* _Stated problem_
Look for the string "Lorem" and copy every line that has it.

** start **

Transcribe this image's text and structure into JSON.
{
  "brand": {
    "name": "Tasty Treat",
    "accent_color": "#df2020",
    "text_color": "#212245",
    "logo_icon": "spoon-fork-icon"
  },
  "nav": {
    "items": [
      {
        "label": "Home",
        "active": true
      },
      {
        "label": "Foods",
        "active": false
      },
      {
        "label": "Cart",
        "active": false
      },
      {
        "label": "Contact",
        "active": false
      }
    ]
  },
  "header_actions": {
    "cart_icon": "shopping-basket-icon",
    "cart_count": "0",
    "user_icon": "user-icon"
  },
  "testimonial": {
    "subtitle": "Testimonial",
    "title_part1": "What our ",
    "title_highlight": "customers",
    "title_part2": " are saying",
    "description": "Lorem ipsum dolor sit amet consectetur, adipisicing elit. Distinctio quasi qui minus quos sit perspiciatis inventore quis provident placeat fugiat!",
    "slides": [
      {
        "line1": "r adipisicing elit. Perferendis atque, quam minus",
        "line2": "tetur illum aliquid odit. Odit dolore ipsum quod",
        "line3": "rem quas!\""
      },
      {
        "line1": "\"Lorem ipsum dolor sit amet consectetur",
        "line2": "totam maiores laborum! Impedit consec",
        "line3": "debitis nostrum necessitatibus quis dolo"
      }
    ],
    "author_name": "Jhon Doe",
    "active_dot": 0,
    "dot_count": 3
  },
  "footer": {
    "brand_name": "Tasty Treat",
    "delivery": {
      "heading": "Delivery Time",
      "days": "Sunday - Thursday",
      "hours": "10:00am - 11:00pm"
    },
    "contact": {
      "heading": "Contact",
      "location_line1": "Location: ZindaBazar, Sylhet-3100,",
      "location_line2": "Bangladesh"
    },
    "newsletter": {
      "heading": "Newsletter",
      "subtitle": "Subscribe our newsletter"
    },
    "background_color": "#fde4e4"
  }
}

** end **

* _Result_
    "description": "Lorem ipsum dolor sit amet consectetur, adipisicing elit. Distinctio quasi qui minus quos sit perspiciatis inventore quis provident placeat fugiat!",
        "line1": "\"Lorem ipsum dolor sit amet consectetur",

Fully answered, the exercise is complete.